[begin Material supplied]

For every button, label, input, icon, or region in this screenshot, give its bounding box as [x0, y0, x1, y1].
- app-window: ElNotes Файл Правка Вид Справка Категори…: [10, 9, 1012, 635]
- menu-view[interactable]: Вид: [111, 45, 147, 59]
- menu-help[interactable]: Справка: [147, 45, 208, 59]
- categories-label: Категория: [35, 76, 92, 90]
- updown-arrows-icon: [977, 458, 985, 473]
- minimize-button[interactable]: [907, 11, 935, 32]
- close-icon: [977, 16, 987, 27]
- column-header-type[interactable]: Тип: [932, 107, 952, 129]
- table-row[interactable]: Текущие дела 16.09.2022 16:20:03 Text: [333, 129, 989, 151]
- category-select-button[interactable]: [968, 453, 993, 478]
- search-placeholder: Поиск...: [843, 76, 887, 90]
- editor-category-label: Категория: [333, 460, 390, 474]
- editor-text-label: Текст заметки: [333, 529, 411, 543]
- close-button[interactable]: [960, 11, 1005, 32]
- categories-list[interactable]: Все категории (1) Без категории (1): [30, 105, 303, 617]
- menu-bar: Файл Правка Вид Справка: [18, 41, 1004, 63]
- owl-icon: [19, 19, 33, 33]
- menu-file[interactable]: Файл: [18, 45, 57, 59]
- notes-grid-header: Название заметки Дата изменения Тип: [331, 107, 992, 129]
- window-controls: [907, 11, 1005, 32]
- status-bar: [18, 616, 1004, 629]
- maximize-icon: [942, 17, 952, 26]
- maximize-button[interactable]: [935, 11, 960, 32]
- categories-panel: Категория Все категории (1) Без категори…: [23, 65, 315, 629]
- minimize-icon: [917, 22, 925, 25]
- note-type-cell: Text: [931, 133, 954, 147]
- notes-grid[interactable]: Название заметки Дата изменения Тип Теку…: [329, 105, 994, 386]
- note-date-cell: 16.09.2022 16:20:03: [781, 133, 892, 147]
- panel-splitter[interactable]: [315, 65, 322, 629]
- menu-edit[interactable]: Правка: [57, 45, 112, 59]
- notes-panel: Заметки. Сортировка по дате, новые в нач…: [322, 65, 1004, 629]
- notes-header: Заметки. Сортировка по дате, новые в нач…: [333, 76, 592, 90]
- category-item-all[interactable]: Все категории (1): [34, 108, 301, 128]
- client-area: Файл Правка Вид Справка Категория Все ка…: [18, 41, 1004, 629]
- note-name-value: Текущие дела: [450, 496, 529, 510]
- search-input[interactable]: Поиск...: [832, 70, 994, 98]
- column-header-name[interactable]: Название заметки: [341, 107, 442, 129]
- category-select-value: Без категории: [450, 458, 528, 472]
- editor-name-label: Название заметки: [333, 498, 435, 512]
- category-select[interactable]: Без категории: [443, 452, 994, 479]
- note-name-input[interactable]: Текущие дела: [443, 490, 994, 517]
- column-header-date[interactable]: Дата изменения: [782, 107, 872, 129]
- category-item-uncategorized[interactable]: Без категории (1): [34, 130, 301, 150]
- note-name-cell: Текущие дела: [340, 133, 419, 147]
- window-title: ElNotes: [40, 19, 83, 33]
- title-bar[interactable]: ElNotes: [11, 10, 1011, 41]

[end Material supplied]

▶ _Short problem_: Convert every line of the data above into a Markdown table with the columns "Row" and "Line", numbering each row and leaving out blank lines.

▶ _Result of the exercise_:
| Row | Line |
|---|---|
| 1 | For every button, label, input, icon, or region in this screenshot, give its bounding box as [x0, y0, x1, y1]. |
| 2 | - app-window: ElNotes Файл Правка Вид Справка Категори…: [10, 9, 1012, 635] |
| 3 | - menu-view[interactable]: Вид: [111, 45, 147, 59] |
| 4 | - menu-help[interactable]: Справка: [147, 45, 208, 59] |
| 5 | - categories-label: Категория: [35, 76, 92, 90] |
| 6 | - updown-arrows-icon: [977, 458, 985, 473] |
| 7 | - minimize-button[interactable]: [907, 11, 935, 32] |
| 8 | - close-icon: [977, 16, 987, 27] |
| 9 | - column-header-type[interactable]: Тип: [932, 107, 952, 129] |
| 10 | - table-row[interactable]: Текущие дела 16.09.2022 16:20:03 Text: [333, 129, 989, 151] |
| 11 | - category-select-button[interactable]: [968, 453, 993, 478] |
| 12 | - search-placeholder: Поиск...: [843, 76, 887, 90] |
| 13 | - editor-category-label: Категория: [333, 460, 390, 474] |
| 14 | - editor-text-label: Текст заметки: [333, 529, 411, 543] |
| 15 | - close-button[interactable]: [960, 11, 1005, 32] |
| 16 | - categories-list[interactable]: Все категории (1) Без категории (1): [30, 105, 303, 617] |
| 17 | - menu-bar: Файл Правка Вид Справка: [18, 41, 1004, 63] |
| 18 | - owl-icon: [19, 19, 33, 33] |
| 19 | - menu-file[interactable]: Файл: [18, 45, 57, 59] |
| 20 | - notes-grid-header: Название заметки Дата изменения Тип: [331, 107, 992, 129] |
| 21 | - window-controls: [907, 11, 1005, 32] |
| 22 | - status-bar: [18, 616, 1004, 629] |
| 23 | - maximize-icon: [942, 17, 952, 26] |
| 24 | - maximize-button[interactable]: [935, 11, 960, 32] |
| 25 | - categories-panel: Категория Все категории (1) Без категори…: [23, 65, 315, 629] |
| 26 | - minimize-icon: [917, 22, 925, 25] |
| 27 | - note-type-cell: Text: [931, 133, 954, 147] |
| 28 | - notes-grid[interactable]: Название заметки Дата изменения Тип Теку…: [329, 105, 994, 386] |
| 29 | - note-date-cell: 16.09.2022 16:20:03: [781, 133, 892, 147] |
| 30 | - panel-splitter[interactable]: [315, 65, 322, 629] |
| 31 | - menu-edit[interactable]: Правка: [57, 45, 112, 59] |
| 32 | - notes-panel: Заметки. Сортировка по дате, новые в нач…: [322, 65, 1004, 629] |
| 33 | - notes-header: Заметки. Сортировка по дате, новые в нач…: [333, 76, 592, 90] |
| 34 | - category-item-all[interactable]: Все категории (1): [34, 108, 301, 128] |
| 35 | - client-area: Файл Правка Вид Справка Категория Все ка…: [18, 41, 1004, 629] |
| 36 | - note-name-value: Текущие дела: [450, 496, 529, 510] |
| 37 | - search-input[interactable]: Поиск...: [832, 70, 994, 98] |
| 38 | - column-header-name[interactable]: Название заметки: [341, 107, 442, 129] |
| 39 | - category-select-value: Без категории: [450, 458, 528, 472] |
| 40 | - editor-name-label: Название заметки: [333, 498, 435, 512] |
| 41 | - category-select[interactable]: Без категории: [443, 452, 994, 479] |
| 42 | - note-name-input[interactable]: Текущие дела: [443, 490, 994, 517] |
| 43 | - column-header-date[interactable]: Дата изменения: [782, 107, 872, 129] |
| 44 | - category-item-uncategorized[interactable]: Без категории (1): [34, 130, 301, 150] |
| 45 | - note-name-cell: Текущие дела: [340, 133, 419, 147] |
| 46 | - window-title: ElNotes: [40, 19, 83, 33] |
| 47 | - title-bar[interactable]: ElNotes: [11, 10, 1011, 41] |